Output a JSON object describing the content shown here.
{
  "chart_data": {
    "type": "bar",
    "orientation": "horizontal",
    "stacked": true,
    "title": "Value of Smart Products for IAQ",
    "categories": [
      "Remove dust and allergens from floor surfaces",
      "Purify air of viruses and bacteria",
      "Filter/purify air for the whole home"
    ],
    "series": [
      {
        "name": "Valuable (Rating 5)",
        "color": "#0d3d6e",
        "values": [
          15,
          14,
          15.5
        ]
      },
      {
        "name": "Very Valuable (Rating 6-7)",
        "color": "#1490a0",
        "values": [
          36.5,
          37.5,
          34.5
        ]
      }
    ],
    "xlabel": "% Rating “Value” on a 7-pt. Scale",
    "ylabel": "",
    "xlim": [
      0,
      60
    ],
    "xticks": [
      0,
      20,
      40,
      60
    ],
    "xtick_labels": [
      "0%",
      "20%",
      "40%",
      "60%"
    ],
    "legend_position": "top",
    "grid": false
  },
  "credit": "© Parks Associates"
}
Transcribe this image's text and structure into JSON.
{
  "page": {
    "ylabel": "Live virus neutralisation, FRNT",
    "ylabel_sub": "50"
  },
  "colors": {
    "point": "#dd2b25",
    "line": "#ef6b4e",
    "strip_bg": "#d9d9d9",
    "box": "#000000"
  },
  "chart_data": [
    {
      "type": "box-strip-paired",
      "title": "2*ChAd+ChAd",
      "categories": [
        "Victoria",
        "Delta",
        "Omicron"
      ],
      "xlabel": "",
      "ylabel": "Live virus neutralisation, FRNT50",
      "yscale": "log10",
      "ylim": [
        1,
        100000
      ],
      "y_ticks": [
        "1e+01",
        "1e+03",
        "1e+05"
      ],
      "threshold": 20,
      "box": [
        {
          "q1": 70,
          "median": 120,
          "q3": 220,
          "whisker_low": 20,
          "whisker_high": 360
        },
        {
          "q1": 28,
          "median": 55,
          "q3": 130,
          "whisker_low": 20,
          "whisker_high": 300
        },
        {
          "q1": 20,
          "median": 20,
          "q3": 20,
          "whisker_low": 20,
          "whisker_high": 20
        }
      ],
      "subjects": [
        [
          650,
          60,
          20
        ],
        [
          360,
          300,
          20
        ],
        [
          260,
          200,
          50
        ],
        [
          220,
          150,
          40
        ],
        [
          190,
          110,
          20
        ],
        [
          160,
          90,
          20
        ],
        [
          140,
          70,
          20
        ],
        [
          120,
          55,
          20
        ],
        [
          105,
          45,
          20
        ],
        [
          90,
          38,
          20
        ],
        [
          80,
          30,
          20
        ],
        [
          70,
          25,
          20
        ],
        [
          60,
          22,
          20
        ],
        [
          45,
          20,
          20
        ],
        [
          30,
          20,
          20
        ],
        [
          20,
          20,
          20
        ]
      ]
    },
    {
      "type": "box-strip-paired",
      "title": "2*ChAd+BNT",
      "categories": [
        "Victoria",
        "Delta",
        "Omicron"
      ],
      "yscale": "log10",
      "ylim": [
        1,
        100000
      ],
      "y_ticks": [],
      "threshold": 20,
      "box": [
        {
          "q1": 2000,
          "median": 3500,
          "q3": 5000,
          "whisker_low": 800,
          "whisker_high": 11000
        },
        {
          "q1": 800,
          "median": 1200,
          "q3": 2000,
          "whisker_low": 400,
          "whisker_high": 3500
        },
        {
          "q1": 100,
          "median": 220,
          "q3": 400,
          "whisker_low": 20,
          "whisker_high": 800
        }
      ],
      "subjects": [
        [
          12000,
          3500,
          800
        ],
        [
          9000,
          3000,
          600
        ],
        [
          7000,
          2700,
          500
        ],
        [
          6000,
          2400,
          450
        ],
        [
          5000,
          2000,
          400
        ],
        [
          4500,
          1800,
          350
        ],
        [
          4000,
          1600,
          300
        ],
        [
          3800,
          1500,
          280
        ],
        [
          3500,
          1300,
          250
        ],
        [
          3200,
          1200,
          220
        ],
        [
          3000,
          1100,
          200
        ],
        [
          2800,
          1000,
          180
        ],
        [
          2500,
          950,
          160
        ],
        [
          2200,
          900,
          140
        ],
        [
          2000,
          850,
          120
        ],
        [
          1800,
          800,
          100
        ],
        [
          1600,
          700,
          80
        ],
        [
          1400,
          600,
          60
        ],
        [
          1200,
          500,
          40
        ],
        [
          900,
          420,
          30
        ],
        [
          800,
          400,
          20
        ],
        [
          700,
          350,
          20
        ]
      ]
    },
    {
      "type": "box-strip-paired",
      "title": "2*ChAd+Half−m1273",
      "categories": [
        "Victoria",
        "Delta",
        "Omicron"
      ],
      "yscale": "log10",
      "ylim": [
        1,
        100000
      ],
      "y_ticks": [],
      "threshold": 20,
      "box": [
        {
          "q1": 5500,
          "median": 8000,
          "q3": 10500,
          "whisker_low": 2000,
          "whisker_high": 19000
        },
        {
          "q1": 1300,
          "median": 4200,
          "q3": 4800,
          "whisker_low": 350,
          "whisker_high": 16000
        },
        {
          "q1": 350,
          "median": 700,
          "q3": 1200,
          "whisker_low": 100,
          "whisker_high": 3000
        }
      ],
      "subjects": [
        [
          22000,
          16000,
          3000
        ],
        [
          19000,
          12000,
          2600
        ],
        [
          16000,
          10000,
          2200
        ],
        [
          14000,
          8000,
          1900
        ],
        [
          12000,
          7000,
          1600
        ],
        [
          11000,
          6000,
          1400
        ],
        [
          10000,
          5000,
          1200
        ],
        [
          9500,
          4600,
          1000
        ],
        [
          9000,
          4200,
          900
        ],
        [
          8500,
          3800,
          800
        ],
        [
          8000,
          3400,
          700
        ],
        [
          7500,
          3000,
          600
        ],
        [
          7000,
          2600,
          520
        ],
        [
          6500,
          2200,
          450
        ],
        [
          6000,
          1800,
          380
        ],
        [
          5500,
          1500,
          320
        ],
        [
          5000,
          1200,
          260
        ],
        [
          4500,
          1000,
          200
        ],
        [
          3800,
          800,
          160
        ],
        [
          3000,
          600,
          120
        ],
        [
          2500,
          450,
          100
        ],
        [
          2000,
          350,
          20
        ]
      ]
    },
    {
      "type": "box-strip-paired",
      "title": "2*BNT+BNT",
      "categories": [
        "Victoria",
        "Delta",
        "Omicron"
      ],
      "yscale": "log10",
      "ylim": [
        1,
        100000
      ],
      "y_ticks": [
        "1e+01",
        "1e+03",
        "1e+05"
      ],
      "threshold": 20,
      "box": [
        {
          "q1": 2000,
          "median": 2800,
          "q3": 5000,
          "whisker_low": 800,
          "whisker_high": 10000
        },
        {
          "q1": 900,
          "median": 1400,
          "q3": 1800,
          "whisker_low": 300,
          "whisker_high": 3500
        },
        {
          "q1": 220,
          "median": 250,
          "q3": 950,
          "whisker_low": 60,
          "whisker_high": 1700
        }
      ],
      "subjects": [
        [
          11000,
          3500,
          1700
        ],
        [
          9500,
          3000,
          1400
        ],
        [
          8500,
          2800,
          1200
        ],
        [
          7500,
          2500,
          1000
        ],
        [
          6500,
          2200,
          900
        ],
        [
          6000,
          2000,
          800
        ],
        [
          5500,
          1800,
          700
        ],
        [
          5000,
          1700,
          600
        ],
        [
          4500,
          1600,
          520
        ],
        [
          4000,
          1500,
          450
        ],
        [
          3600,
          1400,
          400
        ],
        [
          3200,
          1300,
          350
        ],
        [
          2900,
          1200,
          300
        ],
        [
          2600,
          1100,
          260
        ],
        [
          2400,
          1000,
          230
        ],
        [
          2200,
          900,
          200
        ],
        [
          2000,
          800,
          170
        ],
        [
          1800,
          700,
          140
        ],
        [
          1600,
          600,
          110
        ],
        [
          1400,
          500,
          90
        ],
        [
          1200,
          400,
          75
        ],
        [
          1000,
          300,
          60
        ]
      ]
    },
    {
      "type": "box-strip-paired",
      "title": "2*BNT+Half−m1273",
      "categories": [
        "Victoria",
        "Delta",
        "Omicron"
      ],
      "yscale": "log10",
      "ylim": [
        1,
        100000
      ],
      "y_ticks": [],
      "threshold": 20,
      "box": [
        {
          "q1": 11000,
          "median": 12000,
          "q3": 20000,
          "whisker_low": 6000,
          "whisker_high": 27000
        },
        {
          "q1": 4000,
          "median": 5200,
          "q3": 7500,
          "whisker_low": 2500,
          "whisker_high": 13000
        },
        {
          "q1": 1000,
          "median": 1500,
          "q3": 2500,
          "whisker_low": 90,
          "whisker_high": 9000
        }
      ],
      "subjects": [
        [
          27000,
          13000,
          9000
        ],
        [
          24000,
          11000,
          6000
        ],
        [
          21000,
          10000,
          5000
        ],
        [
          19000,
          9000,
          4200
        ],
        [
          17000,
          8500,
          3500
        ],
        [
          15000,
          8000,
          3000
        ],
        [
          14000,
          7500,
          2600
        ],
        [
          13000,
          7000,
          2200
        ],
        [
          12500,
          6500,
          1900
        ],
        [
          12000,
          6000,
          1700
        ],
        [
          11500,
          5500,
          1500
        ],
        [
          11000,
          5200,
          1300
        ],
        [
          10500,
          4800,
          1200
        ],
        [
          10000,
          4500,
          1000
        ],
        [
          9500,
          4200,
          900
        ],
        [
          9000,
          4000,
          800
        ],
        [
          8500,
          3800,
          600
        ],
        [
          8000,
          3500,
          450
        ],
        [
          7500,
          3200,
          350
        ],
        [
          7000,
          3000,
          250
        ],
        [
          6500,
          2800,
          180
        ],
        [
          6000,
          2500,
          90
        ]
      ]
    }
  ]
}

Exercise instructions:
Gather each line of the records holding the string "Valuable".

Solution to this exercise:
        "name": "Valuable (Rating 5)",
        "name": "Very Valuable (Rating 6-7)",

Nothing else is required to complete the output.